Document source:
----------------

Il est clair qu’une infrastructure d’une telle envergure n’est pas uniquement destinée à la circulation des marchandises entre l’Azerbaïdjan et la Russie. Selon Djafar Goulouzadé, chef du Département des postes-frontières douaniers, la transformation de l'Azerbaïdjan en une plaque tournante du transport international nécessite le développement et l'amélioration du service de contrôle douanier du pays. Les principaux éléments du corridor de transport sont les points de passage frontaliers douaniers.
Un autre événement important a eu lieu en mai 2023 : un accord a été signé entre l'Iran et la Russie sur la construction de la ligne de chemin de fer Rasht-Astara. La mise en service de la ligne longue de 162 kilomètres en 2025 signifiera l'achèvement du tracé ouest du Corridor de transport international Nord-Sud. Au moment où la Russie connaît des difficultés financières, le prêt de 1,3 milliard de dollars pour ces travaux confirme l'importance du projet pour elle. Dans le même but, l'Azerbaïdjan a accordé un prêt de 500 millions de dollars à l'Iran en 2018. À son tour, l'Inde a investi 2,1 milliards de dollars dans le développement des infrastructures de transport en Iran.
L'Azerbaïdjan modernise le chemin de fer Alat-Astara sur son territoire depuis 2019. Le projet de 1,19 milliard de dollars devrait être achevé d'ici 2027. Le tronçon de 166 km de la ligne ferroviaire Soumgaït-Yalama est en cours de modernisation. Le projet de 200 millions de dollars devrait être achevé en 2024. Le débit du passage ferroviaire « Samur » est augmenté. Au Daghestan, le passage à niveau adjacent de Darbend est en cours de reconstruction simultanément.
Selon les informations de la Société des chemins de fer azerbaïdjanais, en 2022, dans le cadre du corridor de transport Nord-Sud, une augmentation de 90 % du volume du transport ferroviaire de marchandises a été enregistrée. 700 000 tonnes de marchandises ont été transportées sur cette route. Après l'achèvement de tous les travaux en cours, il est prévu que le volume des marchandises transportées augmentera à pas de géant, pour atteindre d'abord 15, puis 30 millions de tonnes.

----------------

Extrait de données:
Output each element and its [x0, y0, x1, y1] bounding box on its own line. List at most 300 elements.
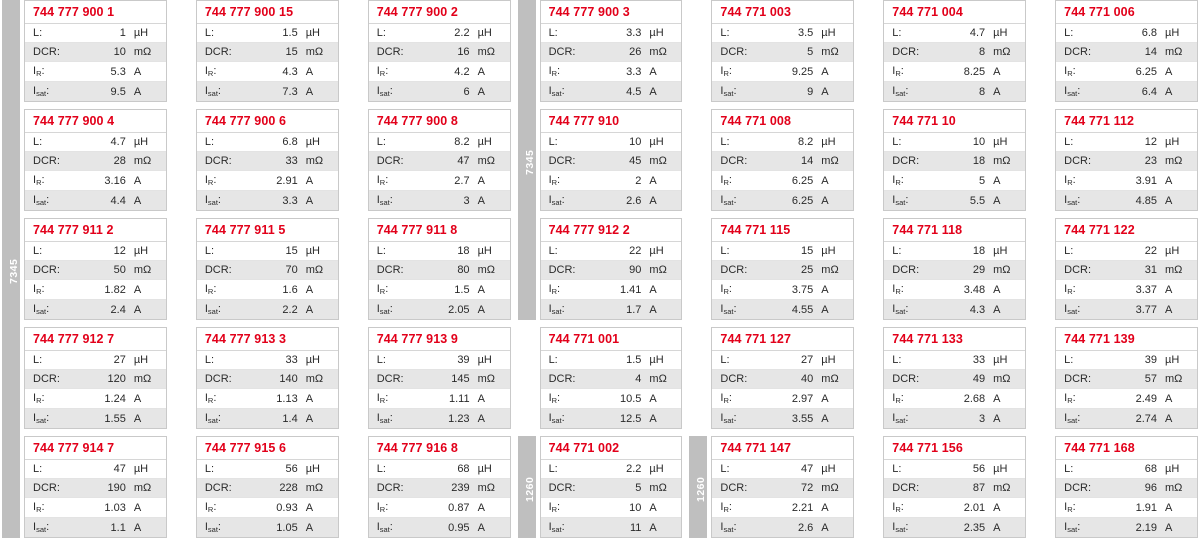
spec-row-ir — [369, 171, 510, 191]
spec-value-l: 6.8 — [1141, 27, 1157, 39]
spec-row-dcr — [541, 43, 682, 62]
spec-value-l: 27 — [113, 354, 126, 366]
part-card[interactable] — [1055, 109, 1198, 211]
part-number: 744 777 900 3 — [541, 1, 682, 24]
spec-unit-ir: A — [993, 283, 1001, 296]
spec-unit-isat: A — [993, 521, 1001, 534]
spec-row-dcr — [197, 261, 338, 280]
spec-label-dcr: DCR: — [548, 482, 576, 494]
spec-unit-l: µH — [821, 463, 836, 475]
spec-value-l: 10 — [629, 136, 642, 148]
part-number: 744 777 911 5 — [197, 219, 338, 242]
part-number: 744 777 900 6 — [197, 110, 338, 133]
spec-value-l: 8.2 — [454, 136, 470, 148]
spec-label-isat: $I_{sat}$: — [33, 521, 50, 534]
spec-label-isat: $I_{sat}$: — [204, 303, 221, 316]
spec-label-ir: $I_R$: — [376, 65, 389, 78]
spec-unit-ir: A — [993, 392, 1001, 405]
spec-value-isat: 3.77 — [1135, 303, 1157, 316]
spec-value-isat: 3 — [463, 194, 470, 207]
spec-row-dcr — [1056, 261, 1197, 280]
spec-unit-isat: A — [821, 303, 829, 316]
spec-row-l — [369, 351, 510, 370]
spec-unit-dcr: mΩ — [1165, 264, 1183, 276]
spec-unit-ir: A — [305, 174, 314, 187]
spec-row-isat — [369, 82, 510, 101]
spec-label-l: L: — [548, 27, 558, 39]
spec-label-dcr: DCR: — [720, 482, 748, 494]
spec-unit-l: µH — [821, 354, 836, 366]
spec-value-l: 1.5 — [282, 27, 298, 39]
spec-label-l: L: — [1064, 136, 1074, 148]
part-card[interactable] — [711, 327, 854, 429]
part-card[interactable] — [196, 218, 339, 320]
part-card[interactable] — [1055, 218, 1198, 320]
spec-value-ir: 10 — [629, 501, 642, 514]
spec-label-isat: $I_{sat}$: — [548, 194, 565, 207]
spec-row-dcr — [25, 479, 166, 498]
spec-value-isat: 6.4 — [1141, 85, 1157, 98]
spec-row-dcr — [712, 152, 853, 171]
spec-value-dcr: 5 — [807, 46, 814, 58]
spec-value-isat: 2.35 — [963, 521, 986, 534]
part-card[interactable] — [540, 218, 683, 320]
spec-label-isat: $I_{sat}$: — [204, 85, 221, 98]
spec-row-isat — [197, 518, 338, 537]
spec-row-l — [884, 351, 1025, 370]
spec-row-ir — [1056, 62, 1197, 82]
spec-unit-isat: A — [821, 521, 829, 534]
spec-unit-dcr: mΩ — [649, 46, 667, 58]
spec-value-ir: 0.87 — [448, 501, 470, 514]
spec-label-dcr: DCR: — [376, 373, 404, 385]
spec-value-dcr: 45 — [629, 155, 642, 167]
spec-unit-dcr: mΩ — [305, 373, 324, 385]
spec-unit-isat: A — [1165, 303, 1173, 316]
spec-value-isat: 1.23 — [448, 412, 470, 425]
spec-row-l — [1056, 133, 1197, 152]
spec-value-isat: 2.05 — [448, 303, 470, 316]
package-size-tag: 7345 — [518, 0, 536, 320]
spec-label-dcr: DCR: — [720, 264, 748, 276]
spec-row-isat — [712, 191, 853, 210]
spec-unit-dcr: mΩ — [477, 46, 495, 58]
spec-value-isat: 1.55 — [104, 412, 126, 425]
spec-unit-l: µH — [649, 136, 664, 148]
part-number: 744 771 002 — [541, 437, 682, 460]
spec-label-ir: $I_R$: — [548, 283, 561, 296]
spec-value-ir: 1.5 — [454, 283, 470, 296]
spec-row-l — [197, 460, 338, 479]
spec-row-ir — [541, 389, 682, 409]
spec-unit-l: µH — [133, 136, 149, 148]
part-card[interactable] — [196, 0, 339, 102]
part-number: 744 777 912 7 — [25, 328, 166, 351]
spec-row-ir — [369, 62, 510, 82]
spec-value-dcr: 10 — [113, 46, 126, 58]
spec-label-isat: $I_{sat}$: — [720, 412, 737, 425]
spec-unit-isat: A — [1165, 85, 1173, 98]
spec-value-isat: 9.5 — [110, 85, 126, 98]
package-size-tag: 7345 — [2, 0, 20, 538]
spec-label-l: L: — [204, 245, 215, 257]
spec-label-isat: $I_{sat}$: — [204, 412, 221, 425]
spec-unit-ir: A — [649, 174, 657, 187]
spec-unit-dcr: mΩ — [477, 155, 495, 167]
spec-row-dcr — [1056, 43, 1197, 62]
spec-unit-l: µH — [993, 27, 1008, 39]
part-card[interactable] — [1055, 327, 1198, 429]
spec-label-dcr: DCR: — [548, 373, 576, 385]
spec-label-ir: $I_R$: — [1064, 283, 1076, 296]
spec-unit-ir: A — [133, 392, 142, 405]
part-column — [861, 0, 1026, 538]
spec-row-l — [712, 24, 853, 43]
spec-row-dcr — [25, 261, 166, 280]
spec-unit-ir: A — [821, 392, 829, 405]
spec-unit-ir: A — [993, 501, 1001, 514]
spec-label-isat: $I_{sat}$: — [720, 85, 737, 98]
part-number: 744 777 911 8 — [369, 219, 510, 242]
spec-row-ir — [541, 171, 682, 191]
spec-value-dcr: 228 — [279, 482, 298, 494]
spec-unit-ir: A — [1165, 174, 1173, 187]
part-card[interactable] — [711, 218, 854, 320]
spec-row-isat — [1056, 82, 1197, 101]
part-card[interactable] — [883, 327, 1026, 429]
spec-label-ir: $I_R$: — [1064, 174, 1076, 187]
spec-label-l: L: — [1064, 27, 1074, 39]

----------------

Problème posé: Recopiez intégralement et sans aucune modification le texte plus haut sur le corridor de transport Nord-Sud.

Réponse rédigée:
Il est clair qu’une infrastructure d’une telle envergure n’est pas uniquement destinée à la circulation des marchandises entre l’Azerbaïdjan et la Russie. Selon Djafar Goulouzadé, chef du Département des postes-frontières douaniers, la transformation de l'Azerbaïdjan en une plaque tournante du transport international nécessite le développement et l'amélioration du service de contrôle douanier du pays. Les principaux éléments du corridor de transport sont les points de passage frontaliers douaniers.
Un autre événement important a eu lieu en mai 2023 : un accord a été signé entre l'Iran et la Russie sur la construction de la ligne de chemin de fer Rasht-Astara. La mise en service de la ligne longue de 162 kilomètres en 2025 signifiera l'achèvement du tracé ouest du Corridor de transport international Nord-Sud. Au moment où la Russie connaît des difficultés financières, le prêt de 1,3 milliard de dollars pour ces travaux confirme l'importance du projet pour elle. Dans le même but, l'Azerbaïdjan a accordé un prêt de 500 millions de dollars à l'Iran en 2018. À son tour, l'Inde a investi 2,1 milliards de dollars dans le développement des infrastructures de transport en Iran.
L'Azerbaïdjan modernise le chemin de fer Alat-Astara sur son territoire depuis 2019. Le projet de 1,19 milliard de dollars devrait être achevé d'ici 2027. Le tronçon de 166 km de la ligne ferroviaire Soumgaït-Yalama est en cours de modernisation. Le projet de 200 millions de dollars devrait être achevé en 2024. Le débit du passage ferroviaire « Samur » est augmenté. Au Daghestan, le passage à niveau adjacent de Darbend est en cours de reconstruction simultanément.
Selon les informations de la Société des chemins de fer azerbaïdjanais, en 2022, dans le cadre du corridor de transport Nord-Sud, une augmentation de 90 % du volume du transport ferroviaire de marchandises a été enregistrée. 700 000 tonnes de marchandises ont été transportées sur cette route. Après l'achèvement de tous les travaux en cours, il est prévu que le volume des marchandises transportées augmentera à pas de géant, pour atteindre d'abord 15, puis 30 millions de tonnes.